▸ **What is being asked**
Your result should be every line of the records below that contains the word "service".

▸ **Data in this exercise**
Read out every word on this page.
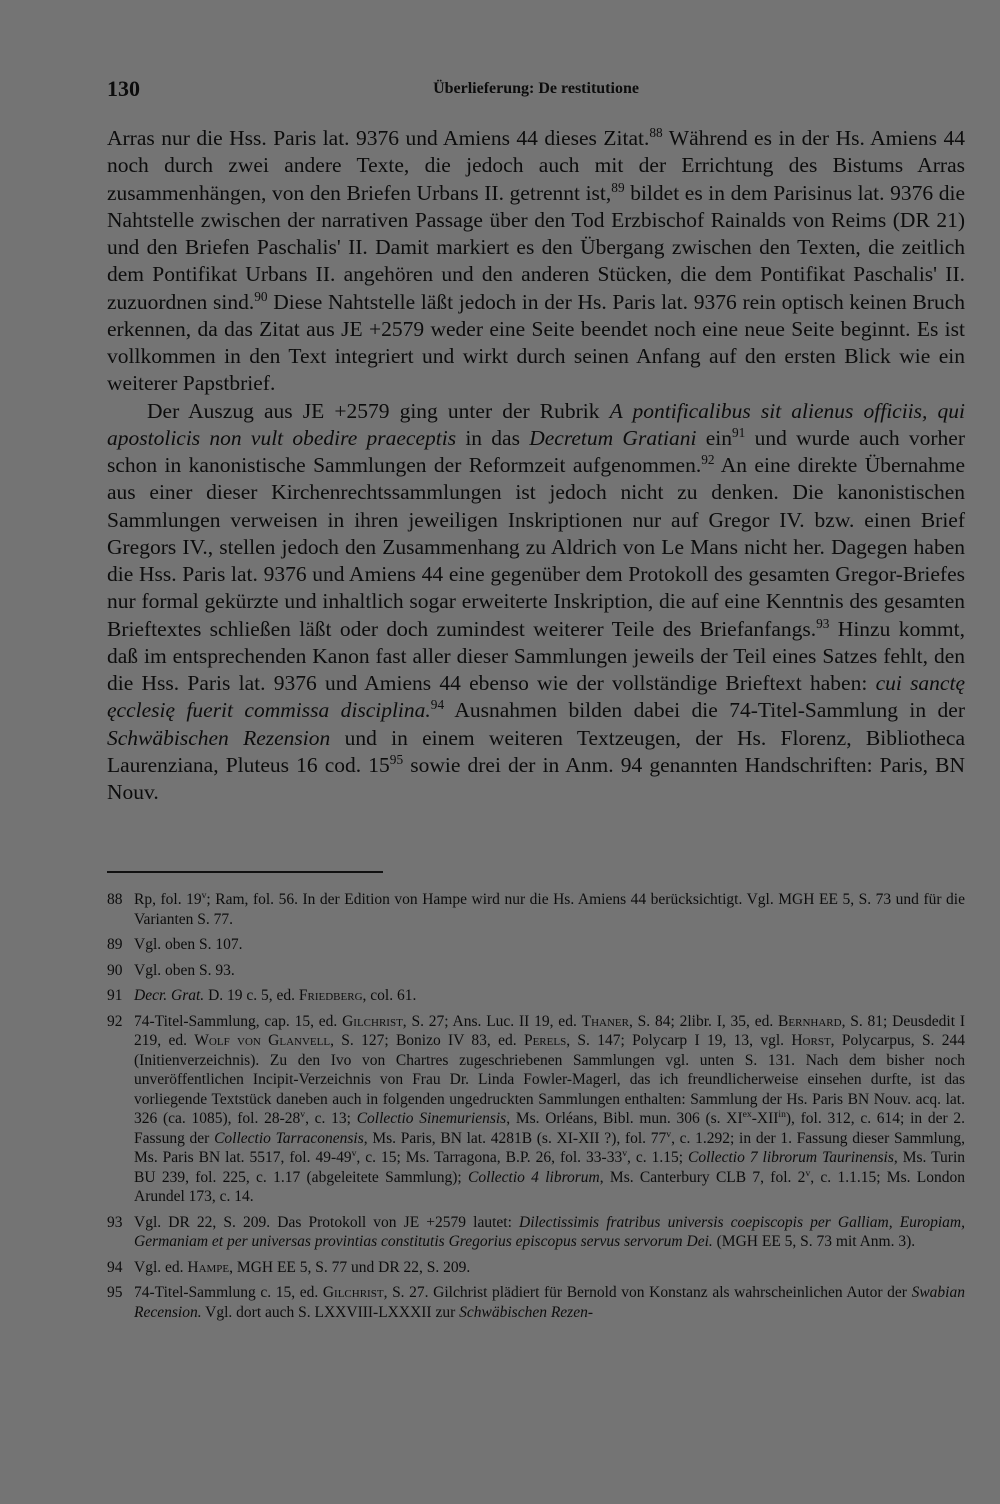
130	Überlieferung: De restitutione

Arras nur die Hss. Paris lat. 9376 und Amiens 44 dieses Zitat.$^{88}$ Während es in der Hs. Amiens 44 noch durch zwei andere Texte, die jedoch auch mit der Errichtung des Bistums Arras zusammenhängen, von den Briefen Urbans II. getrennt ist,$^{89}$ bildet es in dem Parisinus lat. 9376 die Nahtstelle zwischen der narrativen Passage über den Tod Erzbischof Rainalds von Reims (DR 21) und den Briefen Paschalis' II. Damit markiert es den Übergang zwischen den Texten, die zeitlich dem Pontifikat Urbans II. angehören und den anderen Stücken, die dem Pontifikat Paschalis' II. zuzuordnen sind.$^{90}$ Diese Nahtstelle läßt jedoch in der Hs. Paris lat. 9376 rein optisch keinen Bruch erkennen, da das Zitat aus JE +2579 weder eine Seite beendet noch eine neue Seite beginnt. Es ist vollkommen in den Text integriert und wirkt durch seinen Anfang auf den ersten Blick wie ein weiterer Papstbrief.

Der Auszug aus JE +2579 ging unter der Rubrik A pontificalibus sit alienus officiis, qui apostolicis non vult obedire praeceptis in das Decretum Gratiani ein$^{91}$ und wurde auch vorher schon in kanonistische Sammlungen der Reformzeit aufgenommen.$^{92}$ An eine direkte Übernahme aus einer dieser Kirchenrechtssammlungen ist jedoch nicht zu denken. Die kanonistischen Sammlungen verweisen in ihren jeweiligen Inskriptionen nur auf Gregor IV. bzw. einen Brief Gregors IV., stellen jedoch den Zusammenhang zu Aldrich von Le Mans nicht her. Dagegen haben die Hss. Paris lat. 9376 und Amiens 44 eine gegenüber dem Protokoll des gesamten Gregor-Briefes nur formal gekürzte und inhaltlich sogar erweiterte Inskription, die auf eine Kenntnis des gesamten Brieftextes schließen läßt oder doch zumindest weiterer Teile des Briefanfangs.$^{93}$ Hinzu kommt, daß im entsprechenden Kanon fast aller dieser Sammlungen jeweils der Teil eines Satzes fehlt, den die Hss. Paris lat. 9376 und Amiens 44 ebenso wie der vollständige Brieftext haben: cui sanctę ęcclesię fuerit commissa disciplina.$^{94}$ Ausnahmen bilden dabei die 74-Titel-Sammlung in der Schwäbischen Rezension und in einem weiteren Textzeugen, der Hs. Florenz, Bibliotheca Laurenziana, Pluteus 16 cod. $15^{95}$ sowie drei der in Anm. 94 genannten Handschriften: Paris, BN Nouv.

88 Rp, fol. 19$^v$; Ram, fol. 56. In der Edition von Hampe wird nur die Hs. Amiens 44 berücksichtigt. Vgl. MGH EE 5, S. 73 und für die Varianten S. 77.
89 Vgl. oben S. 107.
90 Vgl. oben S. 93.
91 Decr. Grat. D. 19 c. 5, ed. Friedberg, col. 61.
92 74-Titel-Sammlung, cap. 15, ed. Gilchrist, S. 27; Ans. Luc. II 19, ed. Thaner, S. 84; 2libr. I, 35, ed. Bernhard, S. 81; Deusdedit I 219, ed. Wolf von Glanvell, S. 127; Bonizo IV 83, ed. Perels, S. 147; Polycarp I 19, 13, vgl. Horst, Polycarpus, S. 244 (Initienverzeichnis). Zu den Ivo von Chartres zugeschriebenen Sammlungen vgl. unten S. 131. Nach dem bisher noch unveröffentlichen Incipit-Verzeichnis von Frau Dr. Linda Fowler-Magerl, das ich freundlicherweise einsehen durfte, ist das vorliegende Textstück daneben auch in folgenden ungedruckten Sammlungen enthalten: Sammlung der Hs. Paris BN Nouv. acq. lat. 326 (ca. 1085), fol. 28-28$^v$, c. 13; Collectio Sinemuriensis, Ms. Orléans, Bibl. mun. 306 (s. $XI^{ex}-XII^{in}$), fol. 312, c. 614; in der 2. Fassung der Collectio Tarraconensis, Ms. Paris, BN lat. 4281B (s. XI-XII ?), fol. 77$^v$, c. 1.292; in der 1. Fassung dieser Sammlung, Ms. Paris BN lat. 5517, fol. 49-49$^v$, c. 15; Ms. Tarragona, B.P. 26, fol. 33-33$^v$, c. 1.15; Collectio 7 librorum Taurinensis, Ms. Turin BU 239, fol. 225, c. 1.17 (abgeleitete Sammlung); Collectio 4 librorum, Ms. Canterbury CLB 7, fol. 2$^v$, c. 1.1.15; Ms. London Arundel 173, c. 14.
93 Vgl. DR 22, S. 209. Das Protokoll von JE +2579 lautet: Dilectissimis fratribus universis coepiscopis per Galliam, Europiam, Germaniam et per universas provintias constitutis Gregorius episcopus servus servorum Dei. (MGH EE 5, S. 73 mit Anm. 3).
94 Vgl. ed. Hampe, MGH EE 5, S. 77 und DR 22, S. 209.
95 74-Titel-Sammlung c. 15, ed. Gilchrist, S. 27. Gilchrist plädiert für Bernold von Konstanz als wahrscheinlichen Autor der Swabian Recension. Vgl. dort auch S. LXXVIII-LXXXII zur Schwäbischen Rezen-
---
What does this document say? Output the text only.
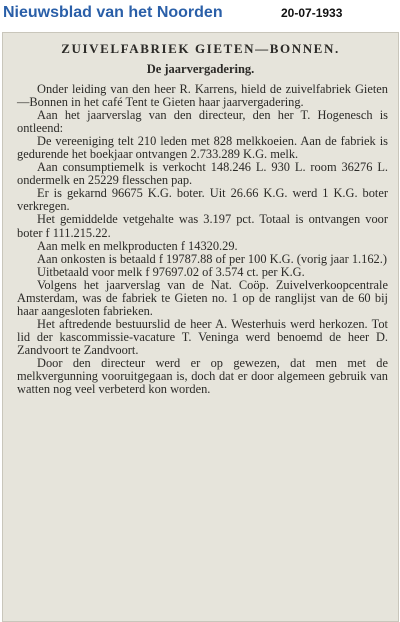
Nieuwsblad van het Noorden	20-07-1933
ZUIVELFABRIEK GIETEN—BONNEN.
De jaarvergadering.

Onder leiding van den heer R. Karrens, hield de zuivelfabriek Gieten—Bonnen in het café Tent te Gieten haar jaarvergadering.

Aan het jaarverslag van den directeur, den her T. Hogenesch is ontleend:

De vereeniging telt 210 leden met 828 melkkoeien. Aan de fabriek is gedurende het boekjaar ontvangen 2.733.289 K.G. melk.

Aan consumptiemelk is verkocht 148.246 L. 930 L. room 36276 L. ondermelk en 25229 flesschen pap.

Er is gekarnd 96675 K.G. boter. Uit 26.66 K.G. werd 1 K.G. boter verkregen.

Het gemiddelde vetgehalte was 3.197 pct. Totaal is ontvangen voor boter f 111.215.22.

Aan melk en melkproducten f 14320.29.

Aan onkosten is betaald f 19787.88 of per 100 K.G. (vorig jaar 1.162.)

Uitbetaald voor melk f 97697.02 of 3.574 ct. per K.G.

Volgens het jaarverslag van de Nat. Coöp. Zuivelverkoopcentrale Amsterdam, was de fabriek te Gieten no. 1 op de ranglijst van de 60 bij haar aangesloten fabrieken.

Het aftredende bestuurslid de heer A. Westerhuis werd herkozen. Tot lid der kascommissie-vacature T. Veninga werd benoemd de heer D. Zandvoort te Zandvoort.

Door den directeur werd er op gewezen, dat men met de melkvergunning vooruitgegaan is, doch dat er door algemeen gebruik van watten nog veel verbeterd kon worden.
--
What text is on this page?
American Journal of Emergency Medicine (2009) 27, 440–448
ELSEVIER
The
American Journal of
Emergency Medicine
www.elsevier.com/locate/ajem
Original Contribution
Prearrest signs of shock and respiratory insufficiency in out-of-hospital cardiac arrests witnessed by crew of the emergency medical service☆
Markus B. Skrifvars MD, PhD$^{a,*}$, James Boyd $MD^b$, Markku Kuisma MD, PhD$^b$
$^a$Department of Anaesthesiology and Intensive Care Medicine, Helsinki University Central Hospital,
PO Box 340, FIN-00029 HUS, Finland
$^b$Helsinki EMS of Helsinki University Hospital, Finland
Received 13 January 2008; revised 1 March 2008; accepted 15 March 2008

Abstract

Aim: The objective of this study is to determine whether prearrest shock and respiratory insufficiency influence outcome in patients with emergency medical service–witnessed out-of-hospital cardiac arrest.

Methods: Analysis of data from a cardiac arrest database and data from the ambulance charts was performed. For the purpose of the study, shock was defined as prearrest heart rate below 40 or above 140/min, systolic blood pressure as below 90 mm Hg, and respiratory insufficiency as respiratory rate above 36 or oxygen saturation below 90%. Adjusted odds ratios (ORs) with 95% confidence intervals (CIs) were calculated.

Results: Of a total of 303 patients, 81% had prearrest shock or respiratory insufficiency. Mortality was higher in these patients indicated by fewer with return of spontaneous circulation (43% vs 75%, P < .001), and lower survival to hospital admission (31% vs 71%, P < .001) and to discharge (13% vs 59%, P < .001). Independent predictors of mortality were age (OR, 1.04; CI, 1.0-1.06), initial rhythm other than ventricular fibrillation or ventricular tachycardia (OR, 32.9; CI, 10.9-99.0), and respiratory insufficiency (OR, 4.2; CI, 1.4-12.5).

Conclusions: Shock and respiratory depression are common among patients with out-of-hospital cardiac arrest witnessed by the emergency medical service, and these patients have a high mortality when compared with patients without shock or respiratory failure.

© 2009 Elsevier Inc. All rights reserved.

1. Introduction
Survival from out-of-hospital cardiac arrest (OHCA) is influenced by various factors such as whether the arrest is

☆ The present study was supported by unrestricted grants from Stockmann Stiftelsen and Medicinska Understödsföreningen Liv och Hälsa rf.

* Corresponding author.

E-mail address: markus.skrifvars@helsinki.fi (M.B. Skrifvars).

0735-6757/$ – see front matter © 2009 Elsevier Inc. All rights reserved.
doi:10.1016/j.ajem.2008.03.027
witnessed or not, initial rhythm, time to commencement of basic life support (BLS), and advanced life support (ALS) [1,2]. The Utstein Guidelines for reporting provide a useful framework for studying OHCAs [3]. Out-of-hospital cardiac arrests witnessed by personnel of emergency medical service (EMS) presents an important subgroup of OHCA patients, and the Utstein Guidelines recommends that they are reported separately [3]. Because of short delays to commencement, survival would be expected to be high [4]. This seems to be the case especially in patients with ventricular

▸ **Your response**
Prearrest signs of shock and respiratory insufficiency in out-of-hospital cardiac arrests witnessed by crew of the emergency medical service☆
Aim: The objective of this study is to determine whether prearrest shock and respiratory insufficiency influence outcome in patients with emergency medical service–witnessed out-of-hospital cardiac arrest.
Conclusions: Shock and respiratory depression are common among patients with out-of-hospital cardiac arrest witnessed by the emergency medical service, and these patients have a high mortality when compared with patients without shock or respiratory failure.
witnessed or not, initial rhythm, time to commencement of basic life support (BLS), and advanced life support (ALS) [1,2]. The Utstein Guidelines for reporting provide a useful framework for studying OHCAs [3]. Out-of-hospital cardiac arrests witnessed by personnel of emergency medical service (EMS) presents an important subgroup of OHCA patients, and the Utstein Guidelines recommends that they are reported separately [3]. Because of short delays to commencement, survival would be expected to be high [4]. This seems to be the case especially in patients with ventricular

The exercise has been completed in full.